━━━━━ Records supplied ━━━━━

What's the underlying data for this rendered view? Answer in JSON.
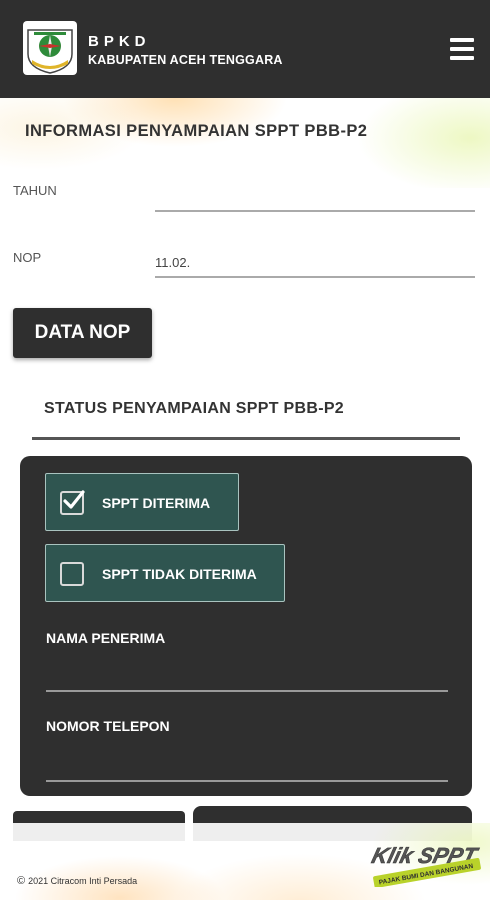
{
  "header": {
    "brand_line1": "BPKD",
    "brand_line2": "KABUPATEN ACEH TENGGARA",
    "logo_icon": "regency-emblem-icon",
    "menu_icon": "hamburger-menu-icon"
  },
  "page": {
    "title": "INFORMASI PENYAMPAIAN SPPT PBB-P2"
  },
  "form": {
    "tahun_label": "TAHUN",
    "tahun_value": "",
    "nop_label": "NOP",
    "nop_value": "11.02.",
    "data_nop_button": "DATA NOP"
  },
  "status": {
    "title": "STATUS PENYAMPAIAN SPPT PBB-P2",
    "options": [
      {
        "label": "SPPT DITERIMA",
        "checked": true
      },
      {
        "label": "SPPT TIDAK DITERIMA",
        "checked": false
      }
    ],
    "nama_penerima_label": "NAMA PENERIMA",
    "nama_penerima_value": "",
    "nomor_telepon_label": "NOMOR TELEPON",
    "nomor_telepon_value": ""
  },
  "footer": {
    "copyright": "2021 Citracom Inti Persada",
    "copyright_symbol": "©",
    "logo_text": "Klik SPPT",
    "logo_tagline": "PAJAK BUMI DAN BANGUNAN"
  },
  "colors": {
    "header_bg": "#2f2f2f",
    "option_bg": "#2f5550",
    "logo_green": "#b9d22a"
  }
}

━━━━━

**What you have to do:**
Transcribe the material exactly, and leave out whatever pictures it holds.

**Full solution:**
What's the underlying data for this rendered view? Answer in JSON.
{
  "header": {
    "brand_line1": "BPKD",
    "brand_line2": "KABUPATEN ACEH TENGGARA",
    "logo_icon": "regency-emblem-icon",
    "menu_icon": "hamburger-menu-icon"
  },
  "page": {
    "title": "INFORMASI PENYAMPAIAN SPPT PBB-P2"
  },
  "form": {
    "tahun_label": "TAHUN",
    "tahun_value": "",
    "nop_label": "NOP",
    "nop_value": "11.02.",
    "data_nop_button": "DATA NOP"
  },
  "status": {
    "title": "STATUS PENYAMPAIAN SPPT PBB-P2",
    "options": [
      {
        "label": "SPPT DITERIMA",
        "checked": true
      },
      {
        "label": "SPPT TIDAK DITERIMA",
        "checked": false
      }
    ],
    "nama_penerima_label": "NAMA PENERIMA",
    "nama_penerima_value": "",
    "nomor_telepon_label": "NOMOR TELEPON",
    "nomor_telepon_value": ""
  },
  "footer": {
    "copyright": "2021 Citracom Inti Persada",
    "copyright_symbol": "©",
    "logo_text": "Klik SPPT",
    "logo_tagline": "PAJAK BUMI DAN BANGUNAN"
  },
  "colors": {
    "header_bg": "#2f2f2f",
    "option_bg": "#2f5550",
    "logo_green": "#b9d22a"
  }
}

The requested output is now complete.